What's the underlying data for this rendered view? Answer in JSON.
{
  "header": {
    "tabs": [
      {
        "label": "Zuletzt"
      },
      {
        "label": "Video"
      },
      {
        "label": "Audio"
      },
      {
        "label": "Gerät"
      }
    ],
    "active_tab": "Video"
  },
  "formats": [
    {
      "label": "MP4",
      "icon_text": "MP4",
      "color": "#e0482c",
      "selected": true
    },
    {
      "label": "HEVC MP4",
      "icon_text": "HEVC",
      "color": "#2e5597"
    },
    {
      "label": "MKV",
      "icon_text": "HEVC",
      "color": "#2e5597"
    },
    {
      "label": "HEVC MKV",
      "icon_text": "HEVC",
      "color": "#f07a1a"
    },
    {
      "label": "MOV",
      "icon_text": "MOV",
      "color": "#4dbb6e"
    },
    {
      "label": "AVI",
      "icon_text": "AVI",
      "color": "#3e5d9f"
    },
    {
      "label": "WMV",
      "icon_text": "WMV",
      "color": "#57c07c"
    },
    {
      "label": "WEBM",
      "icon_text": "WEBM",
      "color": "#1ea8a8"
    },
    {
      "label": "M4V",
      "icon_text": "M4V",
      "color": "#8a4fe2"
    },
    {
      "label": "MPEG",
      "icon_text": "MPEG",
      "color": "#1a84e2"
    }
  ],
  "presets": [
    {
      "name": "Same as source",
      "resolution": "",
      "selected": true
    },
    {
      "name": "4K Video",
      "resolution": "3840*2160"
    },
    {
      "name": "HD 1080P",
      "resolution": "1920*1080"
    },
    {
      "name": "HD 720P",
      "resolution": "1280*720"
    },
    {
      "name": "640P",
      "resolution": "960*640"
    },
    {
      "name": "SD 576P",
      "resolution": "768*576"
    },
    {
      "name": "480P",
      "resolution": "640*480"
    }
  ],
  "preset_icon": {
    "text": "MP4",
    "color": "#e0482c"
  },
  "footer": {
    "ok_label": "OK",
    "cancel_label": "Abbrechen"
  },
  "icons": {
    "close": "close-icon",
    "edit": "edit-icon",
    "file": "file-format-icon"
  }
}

#### Your instructions
Look through the entries above and report each line where the string "Video" occurs.

#### Task response
        "label": "Video"
    "active_tab": "Video"
      "name": "4K Video",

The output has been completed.